*PROBLEM DESCRIPTION:* Reproduce all of the records exactly.

Data extracted from a collection:
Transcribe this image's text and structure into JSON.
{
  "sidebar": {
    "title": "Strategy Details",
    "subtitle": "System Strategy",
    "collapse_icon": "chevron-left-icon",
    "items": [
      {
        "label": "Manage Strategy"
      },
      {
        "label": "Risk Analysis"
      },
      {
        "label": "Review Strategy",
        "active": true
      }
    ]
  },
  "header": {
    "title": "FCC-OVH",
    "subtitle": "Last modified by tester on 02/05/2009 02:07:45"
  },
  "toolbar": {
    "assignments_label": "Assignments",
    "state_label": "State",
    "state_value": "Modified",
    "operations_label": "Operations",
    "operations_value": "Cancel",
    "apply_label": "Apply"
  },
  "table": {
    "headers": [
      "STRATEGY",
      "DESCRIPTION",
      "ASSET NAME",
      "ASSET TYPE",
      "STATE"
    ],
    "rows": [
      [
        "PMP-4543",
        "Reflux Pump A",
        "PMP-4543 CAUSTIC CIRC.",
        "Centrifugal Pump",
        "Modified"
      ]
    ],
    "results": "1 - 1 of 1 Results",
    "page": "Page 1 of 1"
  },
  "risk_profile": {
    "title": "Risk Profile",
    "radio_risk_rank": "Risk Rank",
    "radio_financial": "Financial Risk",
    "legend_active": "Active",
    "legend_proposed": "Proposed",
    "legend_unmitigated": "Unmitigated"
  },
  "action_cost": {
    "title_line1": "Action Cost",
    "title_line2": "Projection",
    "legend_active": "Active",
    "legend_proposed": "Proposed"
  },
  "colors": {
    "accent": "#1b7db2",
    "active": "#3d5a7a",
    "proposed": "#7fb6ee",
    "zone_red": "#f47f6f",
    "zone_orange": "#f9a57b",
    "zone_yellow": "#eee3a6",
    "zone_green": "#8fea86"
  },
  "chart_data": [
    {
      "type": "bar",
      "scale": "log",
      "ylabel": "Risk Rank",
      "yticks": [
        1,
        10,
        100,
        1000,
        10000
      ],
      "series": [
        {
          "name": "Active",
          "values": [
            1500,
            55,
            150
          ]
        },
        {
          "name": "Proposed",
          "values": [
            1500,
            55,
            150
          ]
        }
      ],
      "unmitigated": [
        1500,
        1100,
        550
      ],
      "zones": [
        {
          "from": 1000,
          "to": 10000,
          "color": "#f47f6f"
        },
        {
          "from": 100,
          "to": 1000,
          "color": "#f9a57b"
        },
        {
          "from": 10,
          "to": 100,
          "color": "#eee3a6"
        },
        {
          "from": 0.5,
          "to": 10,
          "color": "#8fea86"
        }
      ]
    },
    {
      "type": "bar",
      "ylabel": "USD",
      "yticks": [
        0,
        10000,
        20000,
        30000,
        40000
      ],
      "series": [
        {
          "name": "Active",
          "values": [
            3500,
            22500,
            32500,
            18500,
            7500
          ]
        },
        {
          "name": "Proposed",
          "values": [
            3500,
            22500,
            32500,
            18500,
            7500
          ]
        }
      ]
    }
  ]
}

*EXPECTED ANSWER:*
Transcribe this image's text and structure into JSON.
{
  "sidebar": {
    "title": "Strategy Details",
    "subtitle": "System Strategy",
    "collapse_icon": "chevron-left-icon",
    "items": [
      {
        "label": "Manage Strategy"
      },
      {
        "label": "Risk Analysis"
      },
      {
        "label": "Review Strategy",
        "active": true
      }
    ]
  },
  "header": {
    "title": "FCC-OVH",
    "subtitle": "Last modified by tester on 02/05/2009 02:07:45"
  },
  "toolbar": {
    "assignments_label": "Assignments",
    "state_label": "State",
    "state_value": "Modified",
    "operations_label": "Operations",
    "operations_value": "Cancel",
    "apply_label": "Apply"
  },
  "table": {
    "headers": [
      "STRATEGY",
      "DESCRIPTION",
      "ASSET NAME",
      "ASSET TYPE",
      "STATE"
    ],
    "rows": [
      [
        "PMP-4543",
        "Reflux Pump A",
        "PMP-4543 CAUSTIC CIRC.",
        "Centrifugal Pump",
        "Modified"
      ]
    ],
    "results": "1 - 1 of 1 Results",
    "page": "Page 1 of 1"
  },
  "risk_profile": {
    "title": "Risk Profile",
    "radio_risk_rank": "Risk Rank",
    "radio_financial": "Financial Risk",
    "legend_active": "Active",
    "legend_proposed": "Proposed",
    "legend_unmitigated": "Unmitigated"
  },
  "action_cost": {
    "title_line1": "Action Cost",
    "title_line2": "Projection",
    "legend_active": "Active",
    "legend_proposed": "Proposed"
  },
  "colors": {
    "accent": "#1b7db2",
    "active": "#3d5a7a",
    "proposed": "#7fb6ee",
    "zone_red": "#f47f6f",
    "zone_orange": "#f9a57b",
    "zone_yellow": "#eee3a6",
    "zone_green": "#8fea86"
  },
  "chart_data": [
    {
      "type": "bar",
      "scale": "log",
      "ylabel": "Risk Rank",
      "yticks": [
        1,
        10,
        100,
        1000,
        10000
      ],
      "series": [
        {
          "name": "Active",
          "values": [
            1500,
            55,
            150
          ]
        },
        {
          "name": "Proposed",
          "values": [
            1500,
            55,
            150
          ]
        }
      ],
      "unmitigated": [
        1500,
        1100,
        550
      ],
      "zones": [
        {
          "from": 1000,
          "to": 10000,
          "color": "#f47f6f"
        },
        {
          "from": 100,
          "to": 1000,
          "color": "#f9a57b"
        },
        {
          "from": 10,
          "to": 100,
          "color": "#eee3a6"
        },
        {
          "from": 0.5,
          "to": 10,
          "color": "#8fea86"
        }
      ]
    },
    {
      "type": "bar",
      "ylabel": "USD",
      "yticks": [
        0,
        10000,
        20000,
        30000,
        40000
      ],
      "series": [
        {
          "name": "Active",
          "values": [
            3500,
            22500,
            32500,
            18500,
            7500
          ]
        },
        {
          "name": "Proposed",
          "values": [
            3500,
            22500,
            32500,
            18500,
            7500
          ]
        }
      ]
    }
  ]
}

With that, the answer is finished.